## BRIEF
Only the number is wanted: count the lines that contain "text".

***

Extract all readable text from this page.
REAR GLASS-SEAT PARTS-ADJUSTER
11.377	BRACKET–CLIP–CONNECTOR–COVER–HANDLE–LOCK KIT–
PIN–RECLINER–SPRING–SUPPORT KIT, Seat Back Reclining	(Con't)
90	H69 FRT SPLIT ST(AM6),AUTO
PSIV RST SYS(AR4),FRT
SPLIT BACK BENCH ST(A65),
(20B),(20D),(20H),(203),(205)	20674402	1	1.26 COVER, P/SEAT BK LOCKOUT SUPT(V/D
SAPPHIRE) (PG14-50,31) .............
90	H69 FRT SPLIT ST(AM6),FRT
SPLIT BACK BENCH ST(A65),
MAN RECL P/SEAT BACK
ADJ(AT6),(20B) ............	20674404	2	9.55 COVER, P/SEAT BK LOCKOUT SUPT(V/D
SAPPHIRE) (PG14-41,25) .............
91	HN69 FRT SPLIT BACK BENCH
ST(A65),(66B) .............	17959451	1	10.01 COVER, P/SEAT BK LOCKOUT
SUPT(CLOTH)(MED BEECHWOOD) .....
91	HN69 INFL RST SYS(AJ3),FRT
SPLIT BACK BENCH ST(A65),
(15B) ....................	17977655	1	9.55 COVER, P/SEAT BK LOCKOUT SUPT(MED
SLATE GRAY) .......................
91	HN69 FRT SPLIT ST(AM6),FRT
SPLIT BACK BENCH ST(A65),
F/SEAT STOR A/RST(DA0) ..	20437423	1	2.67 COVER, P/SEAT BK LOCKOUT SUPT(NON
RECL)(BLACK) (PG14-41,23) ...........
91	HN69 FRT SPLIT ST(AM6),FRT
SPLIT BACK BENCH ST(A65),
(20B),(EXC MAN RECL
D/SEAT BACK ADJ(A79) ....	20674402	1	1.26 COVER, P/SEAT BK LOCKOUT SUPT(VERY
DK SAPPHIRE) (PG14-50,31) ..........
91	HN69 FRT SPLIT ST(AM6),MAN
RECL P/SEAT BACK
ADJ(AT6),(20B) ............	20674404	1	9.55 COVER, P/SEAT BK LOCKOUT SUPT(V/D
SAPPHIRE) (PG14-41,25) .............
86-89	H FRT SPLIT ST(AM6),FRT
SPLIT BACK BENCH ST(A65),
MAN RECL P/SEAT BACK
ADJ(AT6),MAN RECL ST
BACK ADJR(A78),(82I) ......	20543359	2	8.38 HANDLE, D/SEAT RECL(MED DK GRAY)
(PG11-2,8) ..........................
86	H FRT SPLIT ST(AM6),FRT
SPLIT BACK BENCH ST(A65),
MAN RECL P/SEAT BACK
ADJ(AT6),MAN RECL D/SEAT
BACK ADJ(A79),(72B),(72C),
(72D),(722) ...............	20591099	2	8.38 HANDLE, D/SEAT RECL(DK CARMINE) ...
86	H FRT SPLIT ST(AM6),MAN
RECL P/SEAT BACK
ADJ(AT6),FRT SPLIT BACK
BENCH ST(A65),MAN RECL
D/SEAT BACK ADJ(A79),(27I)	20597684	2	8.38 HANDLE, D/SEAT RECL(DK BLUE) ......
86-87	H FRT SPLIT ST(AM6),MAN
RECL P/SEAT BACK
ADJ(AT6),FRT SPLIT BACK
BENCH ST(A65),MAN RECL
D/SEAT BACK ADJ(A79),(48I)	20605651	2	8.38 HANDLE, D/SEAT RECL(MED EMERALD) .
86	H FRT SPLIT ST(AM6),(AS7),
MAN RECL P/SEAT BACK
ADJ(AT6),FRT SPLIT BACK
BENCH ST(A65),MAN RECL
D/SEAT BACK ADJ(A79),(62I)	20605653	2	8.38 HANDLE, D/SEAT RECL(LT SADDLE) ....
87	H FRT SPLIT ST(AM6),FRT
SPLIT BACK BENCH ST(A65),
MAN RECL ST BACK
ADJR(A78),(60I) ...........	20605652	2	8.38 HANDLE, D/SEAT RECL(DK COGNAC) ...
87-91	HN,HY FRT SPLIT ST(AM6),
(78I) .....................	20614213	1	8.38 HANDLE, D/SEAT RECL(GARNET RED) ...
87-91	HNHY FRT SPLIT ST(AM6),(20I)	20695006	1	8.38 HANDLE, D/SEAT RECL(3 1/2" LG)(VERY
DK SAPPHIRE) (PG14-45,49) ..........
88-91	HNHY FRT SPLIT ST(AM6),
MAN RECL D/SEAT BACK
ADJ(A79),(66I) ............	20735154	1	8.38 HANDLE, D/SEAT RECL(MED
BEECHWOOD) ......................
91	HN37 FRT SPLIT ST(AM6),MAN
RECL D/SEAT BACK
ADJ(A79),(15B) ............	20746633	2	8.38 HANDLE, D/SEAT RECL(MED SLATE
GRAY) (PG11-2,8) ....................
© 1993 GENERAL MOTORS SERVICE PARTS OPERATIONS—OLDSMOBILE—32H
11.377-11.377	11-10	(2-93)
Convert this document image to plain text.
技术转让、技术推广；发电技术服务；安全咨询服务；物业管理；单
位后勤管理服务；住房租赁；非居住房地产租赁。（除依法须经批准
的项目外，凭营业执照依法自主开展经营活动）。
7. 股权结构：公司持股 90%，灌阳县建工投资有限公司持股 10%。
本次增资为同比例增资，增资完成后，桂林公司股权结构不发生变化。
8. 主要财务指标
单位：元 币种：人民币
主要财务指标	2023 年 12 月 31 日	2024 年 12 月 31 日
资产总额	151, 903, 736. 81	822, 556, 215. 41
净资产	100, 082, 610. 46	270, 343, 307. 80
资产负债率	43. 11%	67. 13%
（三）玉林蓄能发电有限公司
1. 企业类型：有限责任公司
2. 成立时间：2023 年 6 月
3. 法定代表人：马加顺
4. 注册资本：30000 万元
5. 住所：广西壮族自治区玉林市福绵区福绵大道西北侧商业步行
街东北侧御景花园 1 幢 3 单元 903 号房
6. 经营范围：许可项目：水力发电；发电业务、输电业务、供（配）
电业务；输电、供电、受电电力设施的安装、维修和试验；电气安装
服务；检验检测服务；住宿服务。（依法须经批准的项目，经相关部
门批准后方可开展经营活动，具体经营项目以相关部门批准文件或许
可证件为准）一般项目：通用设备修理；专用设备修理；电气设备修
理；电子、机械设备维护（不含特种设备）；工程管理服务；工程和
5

***

## RESULT OF THIS EXERCISE
2